# Aim
Lines that contain "ステレオスコピック" are to be counted; give only their number.

# Dataset records
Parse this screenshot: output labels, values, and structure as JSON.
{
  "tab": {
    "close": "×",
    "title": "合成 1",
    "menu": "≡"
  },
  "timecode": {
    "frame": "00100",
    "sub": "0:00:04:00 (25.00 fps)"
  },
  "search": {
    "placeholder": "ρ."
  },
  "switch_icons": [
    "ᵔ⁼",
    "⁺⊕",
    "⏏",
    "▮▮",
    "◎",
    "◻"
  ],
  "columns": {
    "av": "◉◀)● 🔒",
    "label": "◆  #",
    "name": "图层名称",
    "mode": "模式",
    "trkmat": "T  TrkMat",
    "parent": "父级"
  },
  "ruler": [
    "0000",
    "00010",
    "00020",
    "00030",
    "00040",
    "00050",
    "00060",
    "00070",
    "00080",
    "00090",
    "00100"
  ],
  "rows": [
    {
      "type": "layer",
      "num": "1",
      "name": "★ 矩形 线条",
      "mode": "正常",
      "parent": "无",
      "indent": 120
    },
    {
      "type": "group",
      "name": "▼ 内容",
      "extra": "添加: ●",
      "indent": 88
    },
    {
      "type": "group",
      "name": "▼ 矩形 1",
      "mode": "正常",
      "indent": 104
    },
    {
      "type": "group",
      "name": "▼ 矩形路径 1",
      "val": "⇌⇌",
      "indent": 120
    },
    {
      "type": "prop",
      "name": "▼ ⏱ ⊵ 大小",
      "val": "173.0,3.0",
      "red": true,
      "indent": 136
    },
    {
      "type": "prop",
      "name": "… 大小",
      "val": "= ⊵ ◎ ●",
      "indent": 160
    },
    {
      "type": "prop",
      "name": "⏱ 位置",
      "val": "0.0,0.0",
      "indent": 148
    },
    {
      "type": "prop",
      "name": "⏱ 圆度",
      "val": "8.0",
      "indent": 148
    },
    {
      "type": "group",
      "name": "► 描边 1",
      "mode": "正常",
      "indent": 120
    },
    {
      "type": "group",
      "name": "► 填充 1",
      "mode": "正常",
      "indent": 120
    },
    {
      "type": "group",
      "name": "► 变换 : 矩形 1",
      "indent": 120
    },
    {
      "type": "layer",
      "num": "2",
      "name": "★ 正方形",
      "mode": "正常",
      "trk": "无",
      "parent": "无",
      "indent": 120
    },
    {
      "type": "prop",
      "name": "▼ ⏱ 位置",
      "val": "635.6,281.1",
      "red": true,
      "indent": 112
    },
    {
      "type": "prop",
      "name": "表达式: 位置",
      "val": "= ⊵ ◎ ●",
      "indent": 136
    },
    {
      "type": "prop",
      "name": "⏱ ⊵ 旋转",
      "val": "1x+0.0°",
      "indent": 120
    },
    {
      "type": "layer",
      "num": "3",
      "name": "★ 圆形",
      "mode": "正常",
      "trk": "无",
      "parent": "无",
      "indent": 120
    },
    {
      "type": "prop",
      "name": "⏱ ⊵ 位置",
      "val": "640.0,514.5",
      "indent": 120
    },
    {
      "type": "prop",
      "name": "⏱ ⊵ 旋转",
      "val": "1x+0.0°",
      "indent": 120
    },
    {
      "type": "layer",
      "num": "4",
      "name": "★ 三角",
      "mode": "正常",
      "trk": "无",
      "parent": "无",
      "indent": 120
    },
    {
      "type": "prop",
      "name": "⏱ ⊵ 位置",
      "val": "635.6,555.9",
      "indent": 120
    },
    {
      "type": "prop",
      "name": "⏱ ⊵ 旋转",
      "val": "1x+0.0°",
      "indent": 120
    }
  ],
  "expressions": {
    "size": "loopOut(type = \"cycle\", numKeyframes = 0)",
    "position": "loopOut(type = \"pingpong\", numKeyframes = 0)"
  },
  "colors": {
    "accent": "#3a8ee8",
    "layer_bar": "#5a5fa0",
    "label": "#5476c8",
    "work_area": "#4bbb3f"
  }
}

---

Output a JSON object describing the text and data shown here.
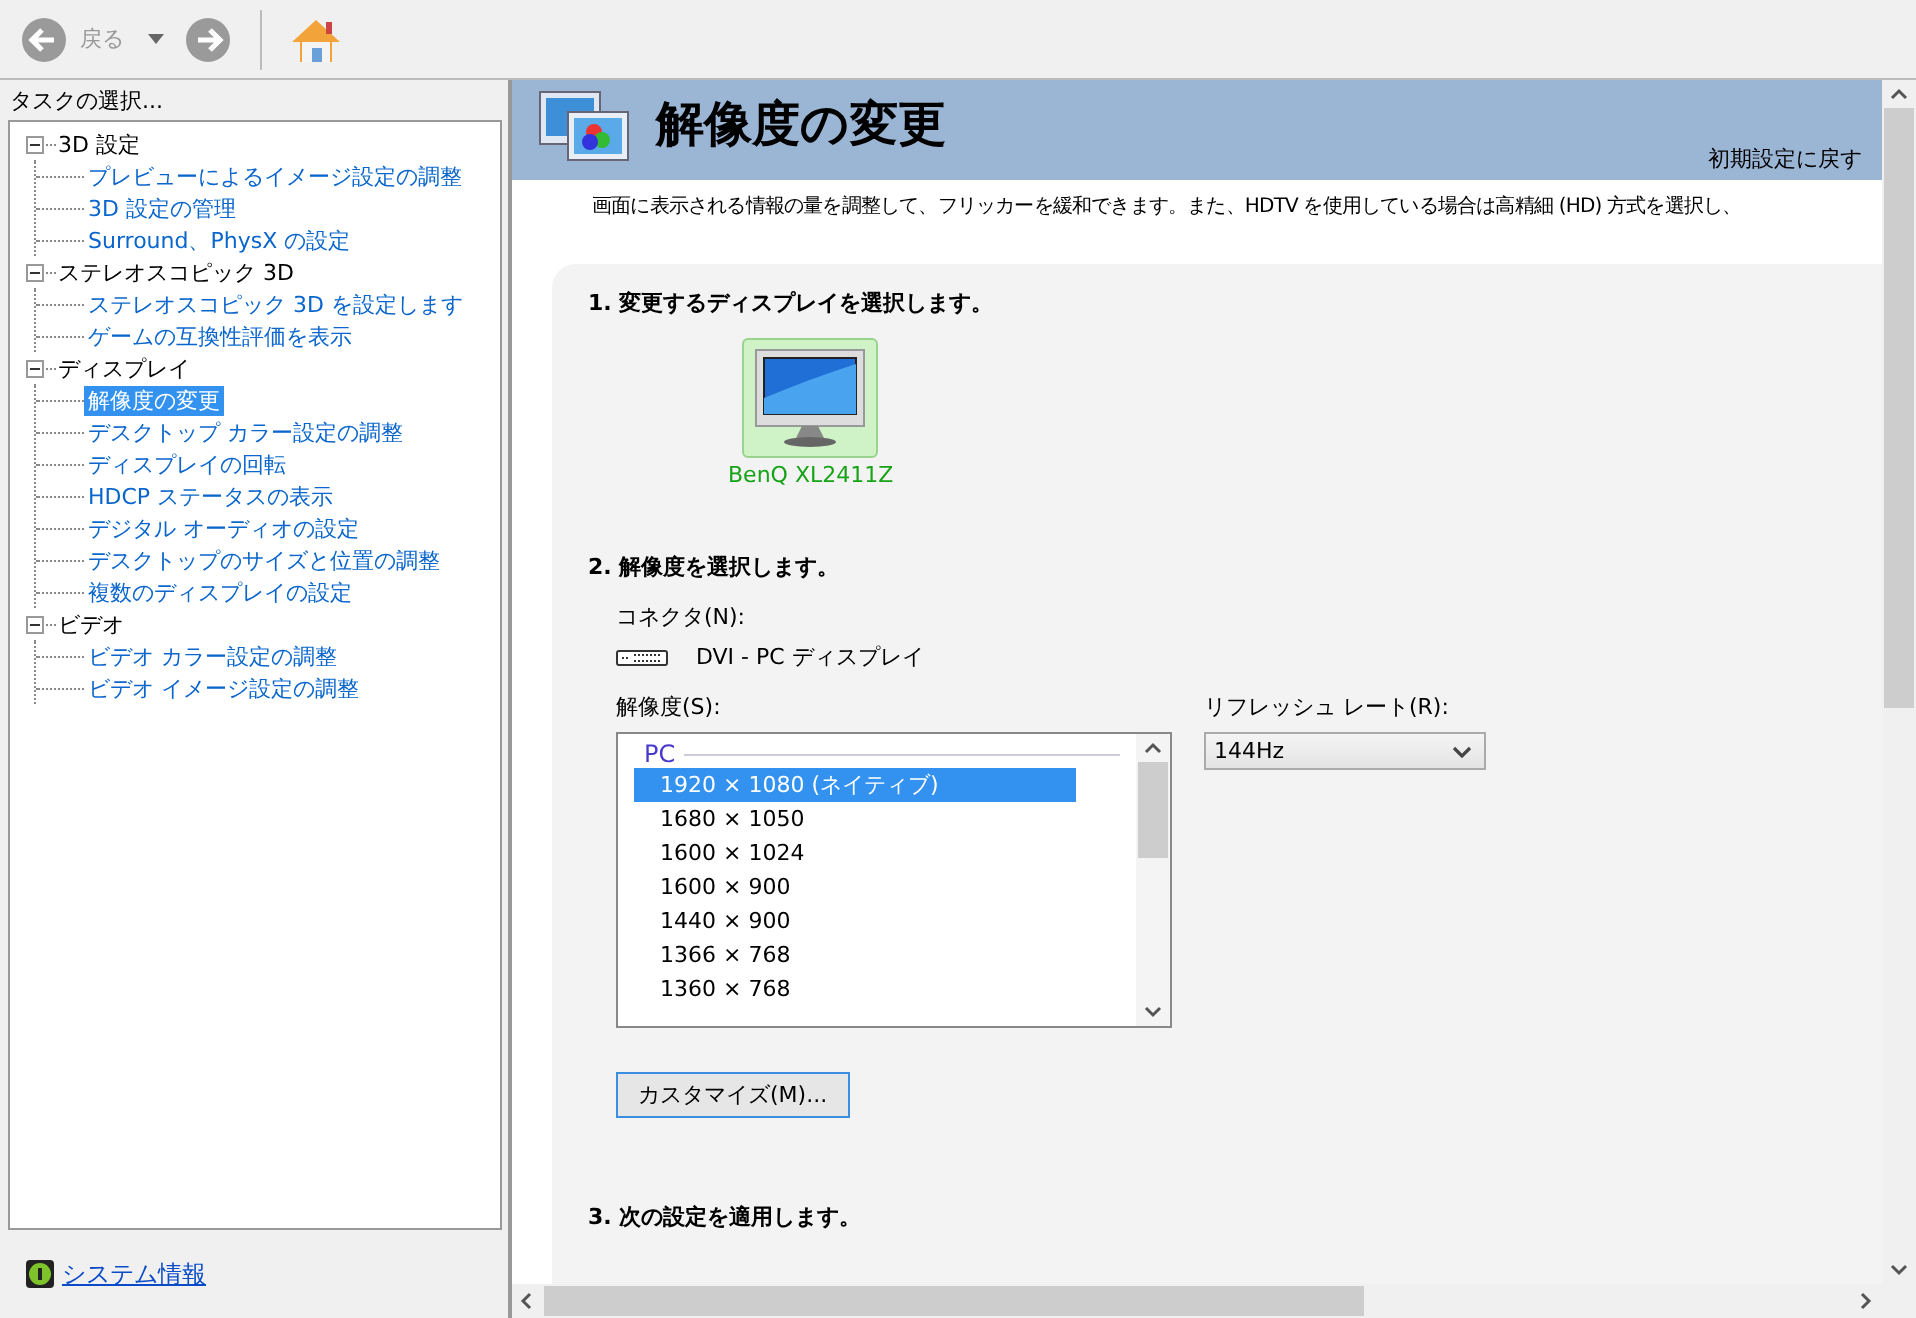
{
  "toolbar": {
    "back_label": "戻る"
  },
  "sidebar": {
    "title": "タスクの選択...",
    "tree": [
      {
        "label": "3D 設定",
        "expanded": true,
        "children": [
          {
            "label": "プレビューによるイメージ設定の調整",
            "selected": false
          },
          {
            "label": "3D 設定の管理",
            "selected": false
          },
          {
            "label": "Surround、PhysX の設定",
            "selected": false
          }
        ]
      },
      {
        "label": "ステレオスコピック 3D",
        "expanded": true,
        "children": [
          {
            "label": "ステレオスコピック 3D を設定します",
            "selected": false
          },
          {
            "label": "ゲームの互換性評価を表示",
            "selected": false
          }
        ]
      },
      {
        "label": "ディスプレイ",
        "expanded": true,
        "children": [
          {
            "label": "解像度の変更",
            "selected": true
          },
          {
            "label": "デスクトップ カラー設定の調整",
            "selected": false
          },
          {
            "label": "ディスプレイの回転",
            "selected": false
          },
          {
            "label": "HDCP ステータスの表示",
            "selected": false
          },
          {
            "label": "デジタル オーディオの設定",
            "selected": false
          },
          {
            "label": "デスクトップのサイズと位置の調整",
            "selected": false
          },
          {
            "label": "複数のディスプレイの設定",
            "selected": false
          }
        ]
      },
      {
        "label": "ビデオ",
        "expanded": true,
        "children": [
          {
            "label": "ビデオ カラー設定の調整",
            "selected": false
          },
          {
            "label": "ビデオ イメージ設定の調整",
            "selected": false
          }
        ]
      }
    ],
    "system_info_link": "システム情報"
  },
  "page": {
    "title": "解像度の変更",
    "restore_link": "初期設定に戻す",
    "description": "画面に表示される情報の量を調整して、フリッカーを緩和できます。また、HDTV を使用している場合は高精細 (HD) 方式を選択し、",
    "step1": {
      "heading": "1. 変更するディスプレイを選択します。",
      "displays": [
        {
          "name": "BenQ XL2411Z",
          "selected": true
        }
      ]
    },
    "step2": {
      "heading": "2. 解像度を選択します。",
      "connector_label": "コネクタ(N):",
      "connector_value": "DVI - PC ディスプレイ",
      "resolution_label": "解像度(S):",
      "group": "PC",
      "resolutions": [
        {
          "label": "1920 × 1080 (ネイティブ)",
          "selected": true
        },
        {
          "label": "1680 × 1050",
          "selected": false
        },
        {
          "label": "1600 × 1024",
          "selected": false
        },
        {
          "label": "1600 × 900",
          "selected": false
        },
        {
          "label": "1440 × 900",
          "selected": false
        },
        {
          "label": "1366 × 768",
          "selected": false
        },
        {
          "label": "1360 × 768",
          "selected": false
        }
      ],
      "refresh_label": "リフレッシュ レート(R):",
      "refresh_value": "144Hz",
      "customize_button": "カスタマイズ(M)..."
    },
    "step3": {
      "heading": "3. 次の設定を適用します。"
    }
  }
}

# Answer
2